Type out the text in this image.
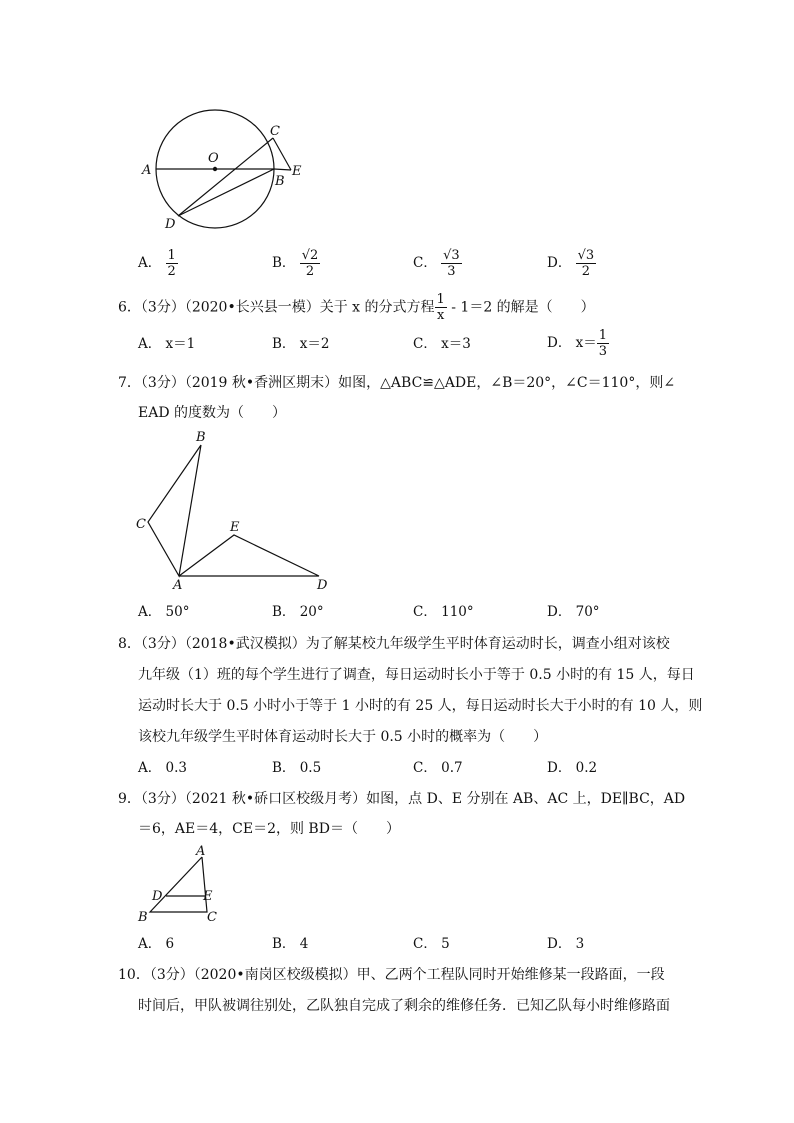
A
O
C
B
E
D
A． $\frac{1}{2}$	B． $\frac{√2}{2}$	C． $\frac{√3}{3}$	D． $\frac{√3}{2}$
6．（3分）（2020•长兴县一模）关于 x 的分式方程 $\frac{1}{x} - 1=2$ 的解是（　　）
A． x＝1	B． x＝2	C． x＝3	D． $x= \frac{1}{3}$
7．（3分）（2019 秋•香洲区期末）如图，△ABC≌△ADE，∠B＝20°，∠C＝110°，则∠
EAD 的度数为（　　）
B
C	E
A	D
A． 50°	B． 20°	C． 110°	D． 70°
8．（3分）（2018•武汉模拟）为了解某校九年级学生平时体育运动时长，调查小组对该校
九年级（1）班的每个学生进行了调查，每日运动时长小于等于 0.5 小时的有 15 人，每日
运动时长大于 0.5 小时小于等于 1 小时的有 25 人，每日运动时长大于小时的有 10 人，则
该校九年级学生平时体育运动时长大于 0.5 小时的概率为（　　）
A． 0.3	B． 0.5	C． 0.7	D． 0.2
9．（3分）（2021 秋•硚口区校级月考）如图，点 D、E 分别在 AB、AC 上，DE∥BC，AD
＝6，AE＝4，CE＝2，则 BD＝（　　）
A
D	E
B	C
A． 6	B． 4	C． 5	D． 3
10．（3分）（2020•南岗区校级模拟）甲、乙两个工程队同时开始维修某一段路面，一段
时间后，甲队被调往别处，乙队独自完成了剩余的维修任务．已知乙队每小时维修路面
__________
▶ WRITTEN PROBLEM: Note each line of the entries that has "frac" in it, and copy those lines.

▶ THE RESULT:
A． $\frac{1}{2}$	B． $\frac{√2}{2}$	C． $\frac{√3}{3}$	D． $\frac{√3}{2}$
6．（3分）（2020•长兴县一模）关于 x 的分式方程 $\frac{1}{x} - 1=2$ 的解是（　　）
A． x＝1	B． x＝2	C． x＝3	D． $x= \frac{1}{3}$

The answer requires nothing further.